BEGIN DATASET EXCERPTS

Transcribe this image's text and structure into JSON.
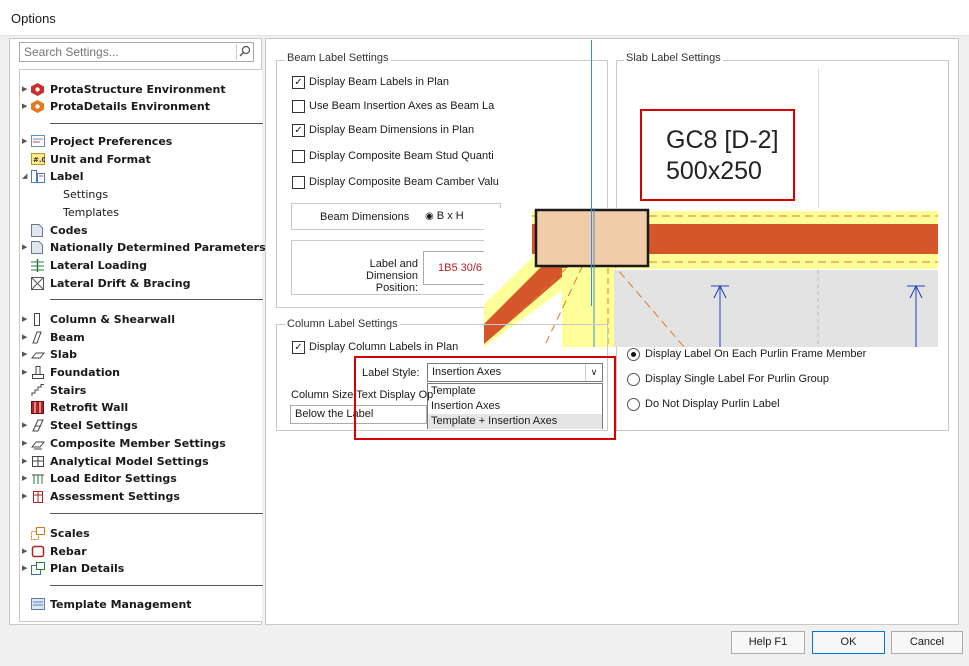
{
  "window": {
    "title": "Options"
  },
  "search": {
    "placeholder": "Search Settings..."
  },
  "tree": {
    "protastructure": "ProtaStructure Environment",
    "protadetails": "ProtaDetails Environment",
    "project_prefs": "Project Preferences",
    "unit_format": "Unit and Format",
    "label": "Label",
    "label_settings": "Settings",
    "label_templates": "Templates",
    "codes": "Codes",
    "ndp": "Nationally Determined Parameters...",
    "lateral_loading": "Lateral Loading",
    "lateral_drift": "Lateral Drift & Bracing",
    "column_shearwall": "Column & Shearwall",
    "beam": "Beam",
    "slab": "Slab",
    "foundation": "Foundation",
    "stairs": "Stairs",
    "retrofit": "Retrofit Wall",
    "steel": "Steel Settings",
    "composite": "Composite Member Settings",
    "analytical": "Analytical Model Settings",
    "load_editor": "Load Editor Settings",
    "assessment": "Assessment Settings",
    "scales": "Scales",
    "rebar": "Rebar",
    "plan_details": "Plan Details",
    "template_mgmt": "Template Management"
  },
  "beam_label": {
    "title": "Beam Label Settings",
    "display_labels": "Display Beam Labels in Plan",
    "use_insertion": "Use Beam Insertion Axes as Beam La",
    "display_dims": "Display Beam Dimensions in Plan",
    "display_stud": "Display Composite Beam Stud Quanti",
    "display_camber": "Display Composite Beam Camber Valu",
    "beam_dims_label": "Beam Dimensions",
    "beam_dims_option": "B x H",
    "label_dim_pos_1": "Label and Dimension",
    "label_dim_pos_2": "Position:",
    "label_preview": "1B5 30/6"
  },
  "slab_label": {
    "title": "Slab Label Settings"
  },
  "preview": {
    "label_line1": "GC8 [D-2]",
    "label_line2": "500x250"
  },
  "column_label": {
    "title": "Column Label Settings",
    "display_labels": "Display Column Labels in Plan",
    "label_style_label": "Label Style:",
    "label_style_value": "Insertion Axes",
    "size_text_label": "Column Size Text Display Op",
    "size_text_value": "Below the Label",
    "options": [
      "Template",
      "Insertion Axes",
      "Template + Insertion Axes"
    ]
  },
  "purlin": {
    "opt1": "Display Label On Each Purlin Frame Member",
    "opt2": "Display Single Label For Purlin Group",
    "opt3": "Do Not Display Purlin Label"
  },
  "buttons": {
    "help": "Help  F1",
    "ok": "OK",
    "cancel": "Cancel"
  },
  "colors": {
    "accent": "#0078d7",
    "highlight": "#d60000",
    "beam_fill": "#ffff99",
    "beam_stripe": "#d4562a"
  }
}
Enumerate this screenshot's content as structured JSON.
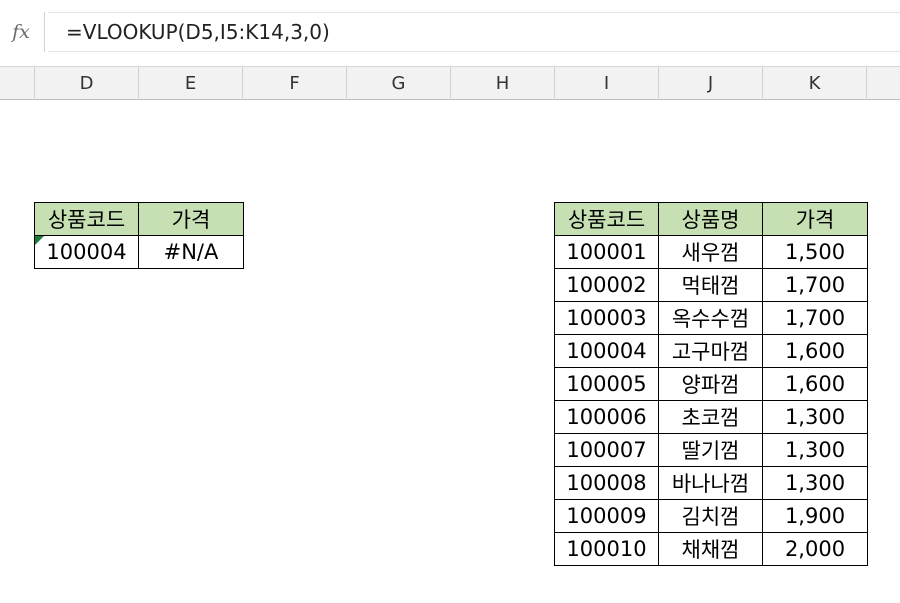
{
  "formula_bar": {
    "fx_label": "fx",
    "formula": "=VLOOKUP(D5,I5:K14,3,0)"
  },
  "columns": [
    "D",
    "E",
    "F",
    "G",
    "H",
    "I",
    "J",
    "K"
  ],
  "lookup_table": {
    "headers": [
      "상품코드",
      "가격"
    ],
    "row": {
      "code": "100004",
      "price": "#N/A"
    }
  },
  "source_table": {
    "headers": [
      "상품코드",
      "상품명",
      "가격"
    ],
    "rows": [
      {
        "code": "100001",
        "name": "새우껌",
        "price": "1,500"
      },
      {
        "code": "100002",
        "name": "먹태껌",
        "price": "1,700"
      },
      {
        "code": "100003",
        "name": "옥수수껌",
        "price": "1,700"
      },
      {
        "code": "100004",
        "name": "고구마껌",
        "price": "1,600"
      },
      {
        "code": "100005",
        "name": "양파껌",
        "price": "1,600"
      },
      {
        "code": "100006",
        "name": "초코껌",
        "price": "1,300"
      },
      {
        "code": "100007",
        "name": "딸기껌",
        "price": "1,300"
      },
      {
        "code": "100008",
        "name": "바나나껌",
        "price": "1,300"
      },
      {
        "code": "100009",
        "name": "김치껌",
        "price": "1,900"
      },
      {
        "code": "100010",
        "name": "채채껌",
        "price": "2,000"
      }
    ]
  },
  "colors": {
    "header_fill": "#c6e0b4",
    "error_indicator": "#1f7a3a",
    "column_header_bg": "#f2f2f2"
  }
}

END DATASET EXCERPTS

• REQUIREMENT: Filter the entries above down to the lines containing the word "Lateral".

• FULL SOLUTION:
    "lateral_loading": "Lateral Loading",
    "lateral_drift": "Lateral Drift & Bracing",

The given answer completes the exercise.